# [Aim]
Count every line that has the word "winning". Give the number, without anything more.

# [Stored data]
-- START --

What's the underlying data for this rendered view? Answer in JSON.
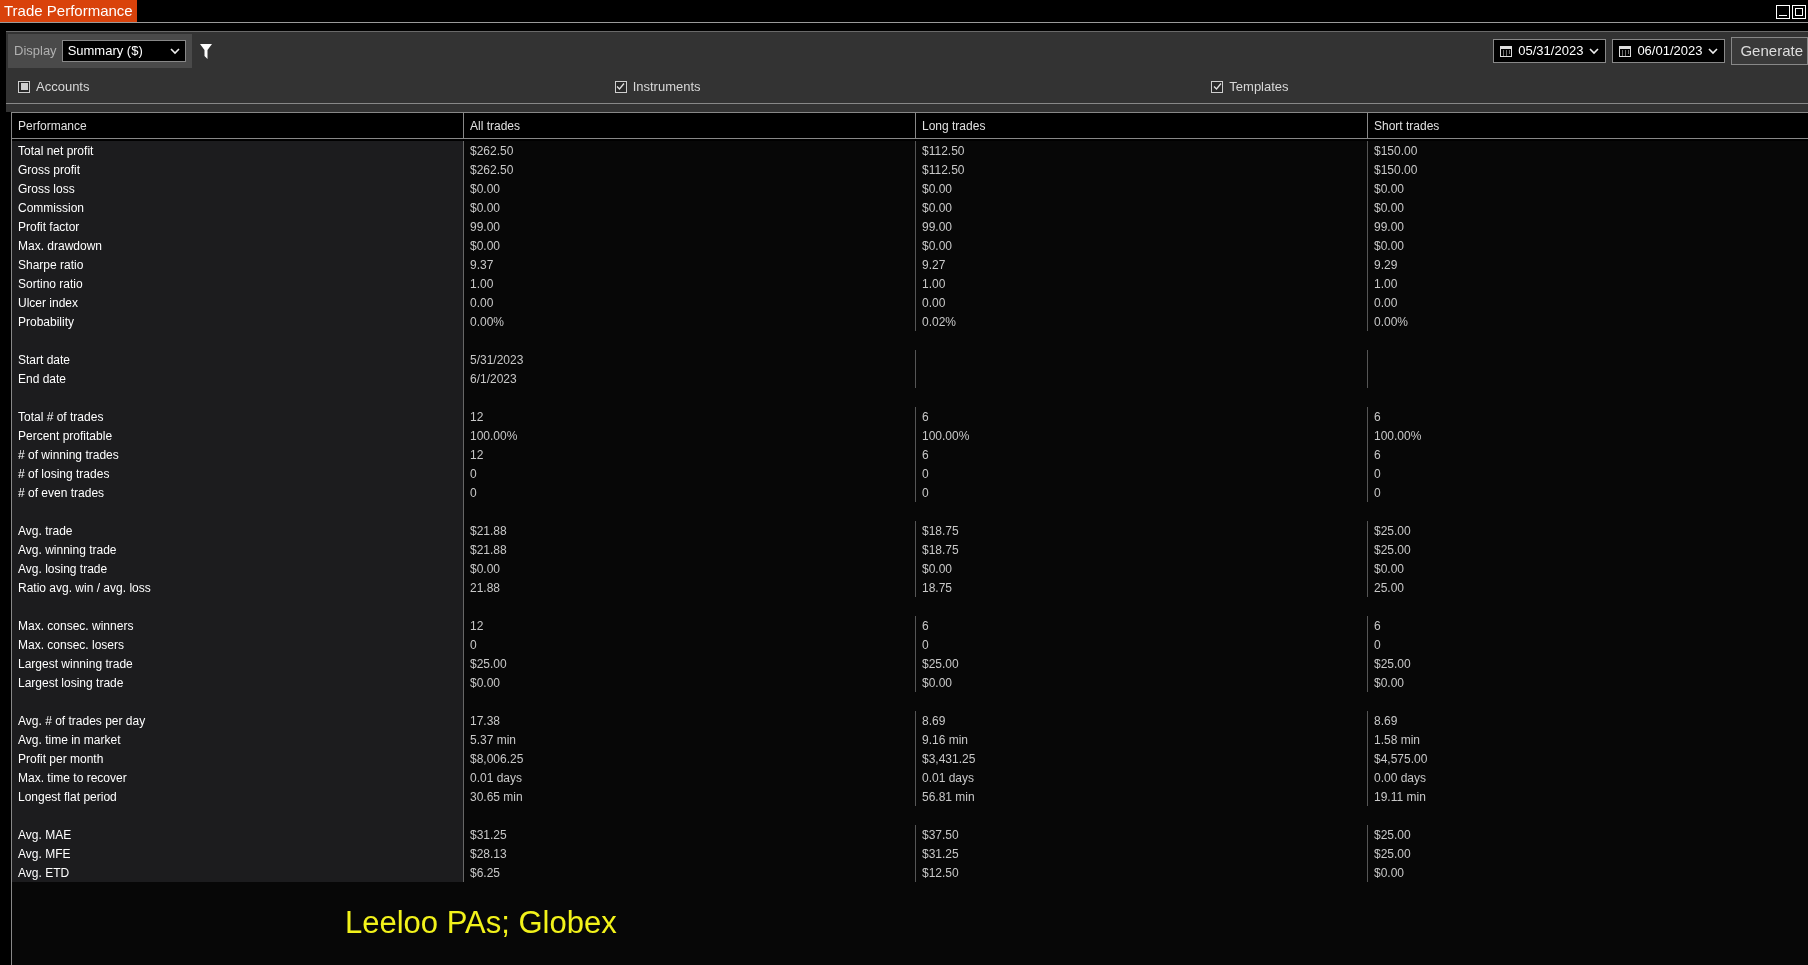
{
  "window": {
    "title": "Trade Performance"
  },
  "toolbar": {
    "display_label": "Display",
    "display_value": "Summary ($)",
    "start_date": "05/31/2023",
    "end_date": "06/01/2023",
    "generate_button": "Generate"
  },
  "filters": [
    {
      "label": "Accounts",
      "checked": true,
      "mixed": true
    },
    {
      "label": "Instruments",
      "checked": true,
      "mixed": false
    },
    {
      "label": "Templates",
      "checked": true,
      "mixed": false
    }
  ],
  "table": {
    "columns": [
      "Performance",
      "All trades",
      "Long trades",
      "Short trades"
    ],
    "sections": [
      [
        {
          "cells": [
            "Total net profit",
            "$262.50",
            "$112.50",
            "$150.00"
          ]
        },
        {
          "cells": [
            "Gross profit",
            "$262.50",
            "$112.50",
            "$150.00"
          ]
        },
        {
          "cells": [
            "Gross loss",
            "$0.00",
            "$0.00",
            "$0.00"
          ]
        },
        {
          "cells": [
            "Commission",
            "$0.00",
            "$0.00",
            "$0.00"
          ]
        },
        {
          "cells": [
            "Profit factor",
            "99.00",
            "99.00",
            "99.00"
          ]
        },
        {
          "cells": [
            "Max. drawdown",
            "$0.00",
            "$0.00",
            "$0.00"
          ]
        },
        {
          "cells": [
            "Sharpe ratio",
            "9.37",
            "9.27",
            "9.29"
          ]
        },
        {
          "cells": [
            "Sortino ratio",
            "1.00",
            "1.00",
            "1.00"
          ]
        },
        {
          "cells": [
            "Ulcer index",
            "0.00",
            "0.00",
            "0.00"
          ]
        },
        {
          "cells": [
            "Probability",
            "0.00%",
            "0.02%",
            "0.00%"
          ]
        }
      ],
      [
        {
          "cells": [
            "Start date",
            "5/31/2023"
          ]
        },
        {
          "cells": [
            "End date",
            "6/1/2023"
          ]
        }
      ],
      [
        {
          "cells": [
            "Total # of trades",
            "12",
            "6",
            "6"
          ]
        },
        {
          "cells": [
            "Percent profitable",
            "100.00%",
            "100.00%",
            "100.00%"
          ]
        },
        {
          "cells": [
            "# of winning trades",
            "12",
            "6",
            "6"
          ]
        },
        {
          "cells": [
            "# of losing trades",
            "0",
            "0",
            "0"
          ]
        },
        {
          "cells": [
            "# of even trades",
            "0",
            "0",
            "0"
          ]
        }
      ],
      [
        {
          "cells": [
            "Avg. trade",
            "$21.88",
            "$18.75",
            "$25.00"
          ]
        },
        {
          "cells": [
            "Avg. winning trade",
            "$21.88",
            "$18.75",
            "$25.00"
          ]
        },
        {
          "cells": [
            "Avg. losing trade",
            "$0.00",
            "$0.00",
            "$0.00"
          ]
        },
        {
          "cells": [
            "Ratio avg. win / avg. loss",
            "21.88",
            "18.75",
            "25.00"
          ]
        }
      ],
      [
        {
          "cells": [
            "Max. consec. winners",
            "12",
            "6",
            "6"
          ]
        },
        {
          "cells": [
            "Max. consec. losers",
            "0",
            "0",
            "0"
          ]
        },
        {
          "cells": [
            "Largest winning trade",
            "$25.00",
            "$25.00",
            "$25.00"
          ]
        },
        {
          "cells": [
            "Largest losing trade",
            "$0.00",
            "$0.00",
            "$0.00"
          ]
        }
      ],
      [
        {
          "cells": [
            "Avg. # of trades per day",
            "17.38",
            "8.69",
            "8.69"
          ]
        },
        {
          "cells": [
            "Avg. time in market",
            "5.37 min",
            "9.16 min",
            "1.58 min"
          ]
        },
        {
          "cells": [
            "Profit per month",
            "$8,006.25",
            "$3,431.25",
            "$4,575.00"
          ]
        },
        {
          "cells": [
            "Max. time to recover",
            "0.01 days",
            "0.01 days",
            "0.00 days"
          ]
        },
        {
          "cells": [
            "Longest flat period",
            "30.65 min",
            "56.81 min",
            "19.11 min"
          ]
        }
      ],
      [
        {
          "cells": [
            "Avg. MAE",
            "$31.25",
            "$37.50",
            "$25.00"
          ]
        },
        {
          "cells": [
            "Avg. MFE",
            "$28.13",
            "$31.25",
            "$25.00"
          ]
        },
        {
          "cells": [
            "Avg. ETD",
            "$6.25",
            "$12.50",
            "$0.00"
          ]
        }
      ]
    ]
  },
  "overlay_text": "Leeloo PAs; Globex"
}
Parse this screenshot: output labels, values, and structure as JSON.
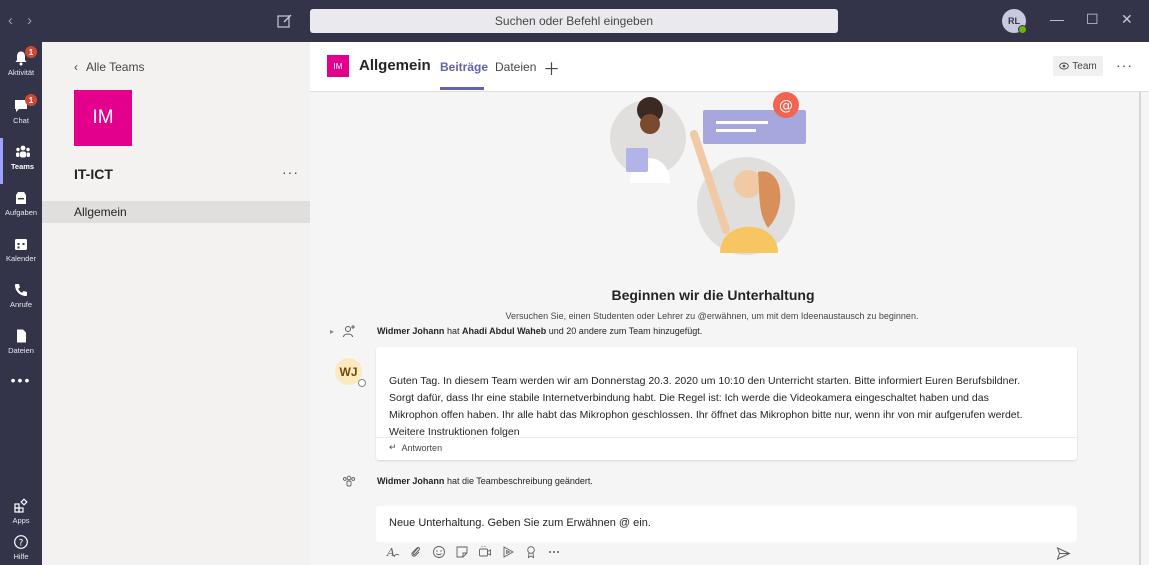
{
  "search": {
    "placeholder": "Suchen oder Befehl eingeben"
  },
  "user": {
    "initials": "RL"
  },
  "appbar": [
    {
      "label": "Aktivität",
      "icon": "bell-icon",
      "badge": "1"
    },
    {
      "label": "Chat",
      "icon": "chat-icon",
      "badge": "1"
    },
    {
      "label": "Teams",
      "icon": "teams-icon",
      "badge": ""
    },
    {
      "label": "Aufgaben",
      "icon": "assignments-icon",
      "badge": ""
    },
    {
      "label": "Kalender",
      "icon": "calendar-icon",
      "badge": ""
    },
    {
      "label": "Anrufe",
      "icon": "phone-icon",
      "badge": ""
    },
    {
      "label": "Dateien",
      "icon": "file-icon",
      "badge": ""
    },
    {
      "label": "Apps",
      "icon": "apps-icon",
      "badge": ""
    },
    {
      "label": "Hilfe",
      "icon": "help-icon",
      "badge": ""
    }
  ],
  "teampanel": {
    "back_label": "Alle Teams",
    "team_tile": "IM",
    "team_name": "IT-ICT",
    "more": "···",
    "channels": [
      "Allgemein"
    ]
  },
  "channel": {
    "tile": "IM",
    "title": "Allgemein",
    "tabs": [
      "Beiträge",
      "Dateien"
    ],
    "team_button": "Team",
    "more": "···"
  },
  "empty_state": {
    "title": "Beginnen wir die Unterhaltung",
    "subtitle": "Versuchen Sie, einen Studenten oder Lehrer zu @erwähnen, um mit dem Ideenaustausch zu beginnen."
  },
  "events": [
    {
      "actor": "Widmer Johann",
      "mid": " hat ",
      "target": "Ahadi Abdul Waheb",
      "rest": " und 20 andere zum Team hinzugefügt."
    },
    {
      "actor": "Widmer Johann",
      "rest": " hat die Teambeschreibung geändert."
    }
  ],
  "post": {
    "avatar": "WJ",
    "lines": [
      "Guten Tag. In diesem Team werden wir am Donnerstag 20.3. 2020 um 10:10 den Unterricht starten. Bitte informiert Euren Berufsbildner.",
      "Sorgt dafür, dass Ihr eine stabile Internetverbindung habt. Die Regel ist: Ich werde die Videokamera eingeschaltet haben und das",
      "Mikrophon offen haben. Ihr alle habt das Mikrophon geschlossen. Ihr öffnet das Mikrophon bitte nur, wenn ihr von mir aufgerufen werdet.",
      "Weitere Instruktionen folgen"
    ],
    "reply_label": "Antworten"
  },
  "composer": {
    "placeholder": "Neue Unterhaltung. Geben Sie zum Erwähnen @ ein."
  },
  "colors": {
    "brand": "#6264a7",
    "rail": "#33344a",
    "tile": "#e3008c",
    "badge": "#cc4a31"
  }
}
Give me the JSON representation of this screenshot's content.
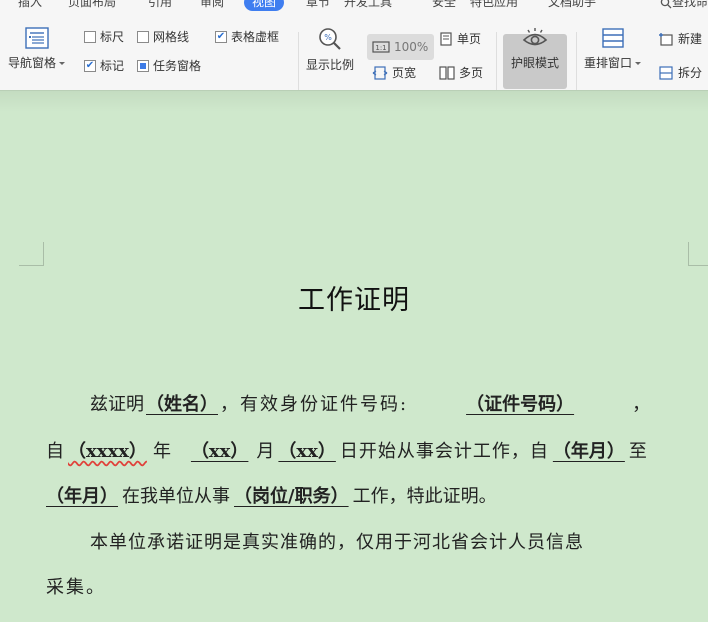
{
  "tabs": [
    "插入",
    "页面布局",
    "引用",
    "审阅",
    "视图",
    "章节",
    "开发工具",
    "安全",
    "特色应用",
    "文档助手",
    "查找命令"
  ],
  "active_tab": "视图",
  "ribbon": {
    "nav_pane": "导航窗格",
    "ruler": "标尺",
    "gridlines": "网格线",
    "table_dash": "表格虚框",
    "markup": "标记",
    "task_pane": "任务窗格",
    "zoom_ratio": "显示比例",
    "zoom_value": "100%",
    "page_width": "页宽",
    "single_page": "单页",
    "multi_page": "多页",
    "eye_mode": "护眼模式",
    "arrange_window": "重排窗口",
    "new_window": "新建",
    "split": "拆分"
  },
  "checkbox_state": {
    "ruler": false,
    "gridlines": false,
    "table_dash": true,
    "markup": true,
    "task_pane": true
  },
  "colors": {
    "page_bg": "#cfe8cc",
    "active_tab": "#3f7ef0",
    "ribbon": "#f6f6f6"
  },
  "document": {
    "title": "工作证明",
    "p1_a": "兹证明",
    "p1_name": "（姓名）",
    "p1_b": "，有效身份证件号码:",
    "p1_id": "（证件号码）",
    "p1_c": "，",
    "p2_a": "自",
    "p2_year": "（xxxx）",
    "p2_b": "年",
    "p2_month": "（xx）",
    "p2_c": "月",
    "p2_day": "（xx）",
    "p2_d": "日开始从事会计工作，自",
    "p2_ym1": "（年月）",
    "p2_e": "至",
    "p3_ym2": "（年月）",
    "p3_a": "在我单位从事",
    "p3_pos": "（岗位/职务）",
    "p3_b": "工作，特此证明。",
    "p4": "本单位承诺证明是真实准确的，仅用于河北省会计人员信息",
    "p5": "采集。"
  }
}
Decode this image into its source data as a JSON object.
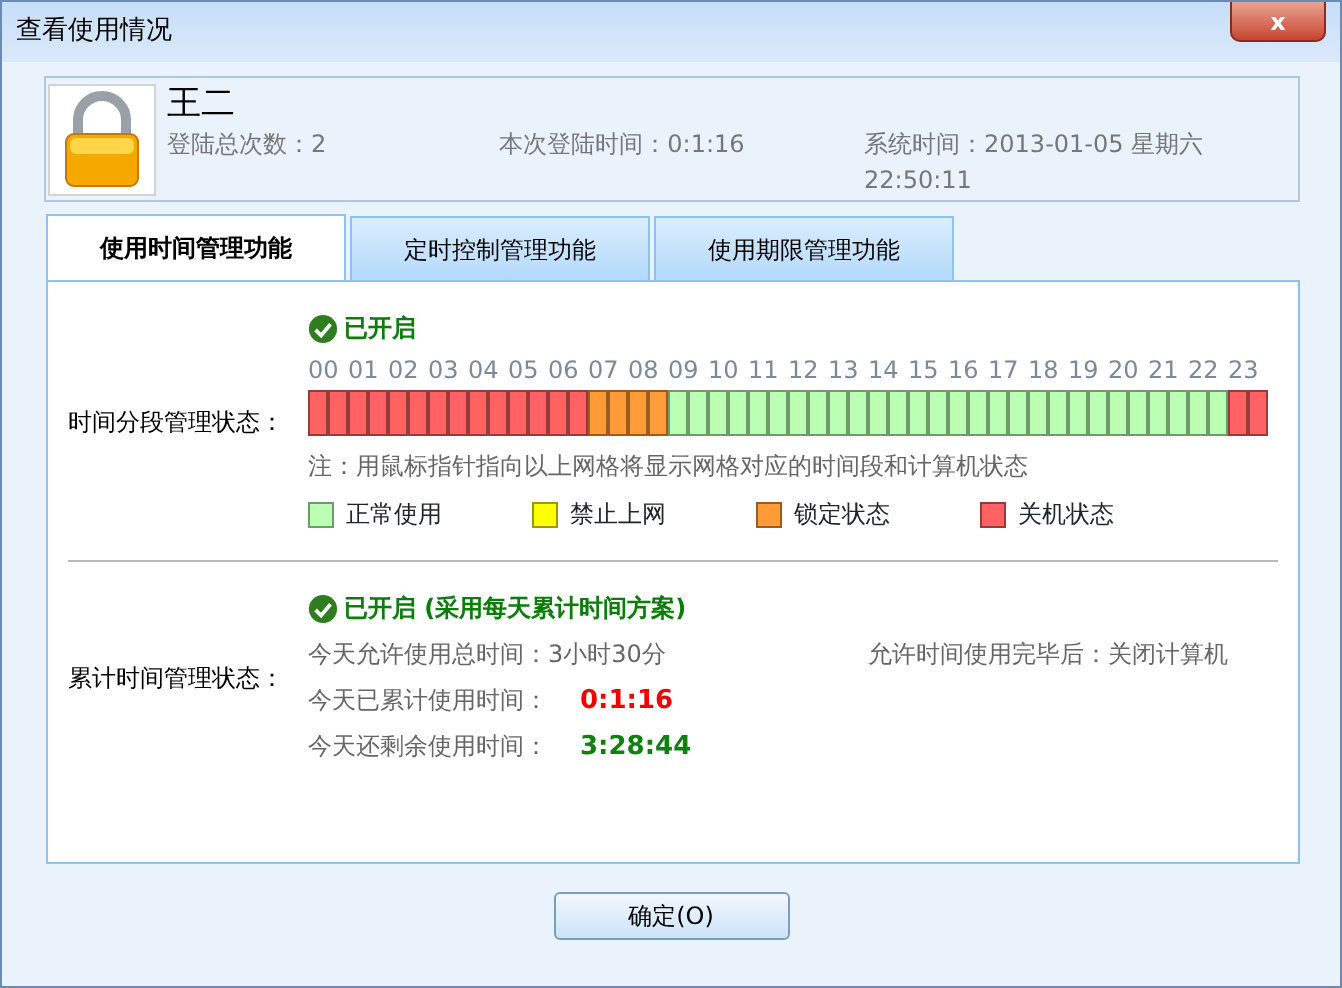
{
  "window": {
    "title": "查看使用情况",
    "close_label": "x"
  },
  "user": {
    "name": "王二",
    "login_count": "登陆总次数：2",
    "login_time": "本次登陆时间：0:1:16",
    "system_time": "系统时间：2013-01-05 星期六 22:50:11"
  },
  "tabs": [
    {
      "label": "使用时间管理功能",
      "selected": true
    },
    {
      "label": "定时控制管理功能",
      "selected": false
    },
    {
      "label": "使用期限管理功能",
      "selected": false
    }
  ],
  "period": {
    "label": "时间分段管理状态：",
    "status": "已开启",
    "hours": [
      "00",
      "01",
      "02",
      "03",
      "04",
      "05",
      "06",
      "07",
      "08",
      "09",
      "10",
      "11",
      "12",
      "13",
      "14",
      "15",
      "16",
      "17",
      "18",
      "19",
      "20",
      "21",
      "22",
      "23"
    ],
    "cells": [
      {
        "color": "#ff6262"
      },
      {
        "color": "#ff6262"
      },
      {
        "color": "#ff6262"
      },
      {
        "color": "#ff6262"
      },
      {
        "color": "#ff6262"
      },
      {
        "color": "#ff6262"
      },
      {
        "color": "#ff6262"
      },
      {
        "color": "#ff6262"
      },
      {
        "color": "#ff6262"
      },
      {
        "color": "#ff6262"
      },
      {
        "color": "#ff6262"
      },
      {
        "color": "#ff6262"
      },
      {
        "color": "#ff6262"
      },
      {
        "color": "#ff6262"
      },
      {
        "color": "#ff9c38"
      },
      {
        "color": "#ff9c38"
      },
      {
        "color": "#ff9c38"
      },
      {
        "color": "#ff9c38"
      },
      {
        "color": "#bbffb5"
      },
      {
        "color": "#bbffb5"
      },
      {
        "color": "#bbffb5"
      },
      {
        "color": "#bbffb5"
      },
      {
        "color": "#bbffb5"
      },
      {
        "color": "#bbffb5"
      },
      {
        "color": "#bbffb5"
      },
      {
        "color": "#bbffb5"
      },
      {
        "color": "#bbffb5"
      },
      {
        "color": "#bbffb5"
      },
      {
        "color": "#bbffb5"
      },
      {
        "color": "#bbffb5"
      },
      {
        "color": "#bbffb5"
      },
      {
        "color": "#bbffb5"
      },
      {
        "color": "#bbffb5"
      },
      {
        "color": "#bbffb5"
      },
      {
        "color": "#bbffb5"
      },
      {
        "color": "#bbffb5"
      },
      {
        "color": "#bbffb5"
      },
      {
        "color": "#bbffb5"
      },
      {
        "color": "#bbffb5"
      },
      {
        "color": "#bbffb5"
      },
      {
        "color": "#bbffb5"
      },
      {
        "color": "#bbffb5"
      },
      {
        "color": "#bbffb5"
      },
      {
        "color": "#bbffb5"
      },
      {
        "color": "#bbffb5"
      },
      {
        "color": "#bbffb5"
      },
      {
        "color": "#ff6262"
      },
      {
        "color": "#ff6262"
      }
    ],
    "note": "注：用鼠标指针指向以上网格将显示网格对应的时间段和计算机状态",
    "legend": [
      {
        "label": "正常使用",
        "color": "#bbffb5"
      },
      {
        "label": "禁止上网",
        "color": "#ffff00"
      },
      {
        "label": "锁定状态",
        "color": "#ff9c38"
      },
      {
        "label": "关机状态",
        "color": "#ff6262"
      }
    ]
  },
  "cumulative": {
    "label": "累计时间管理状态：",
    "status": "已开启 (采用每天累计时间方案)",
    "allowed": "今天允许使用总时间：3小时30分",
    "after": "允许时间使用完毕后：关闭计算机",
    "used_label": "今天已累计使用时间：",
    "used": "0:1:16",
    "remaining_label": "今天还剩余使用时间：",
    "remaining": "3:28:44"
  },
  "ok_button": "确定(O)"
}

-- END --

# [Expected answer]
3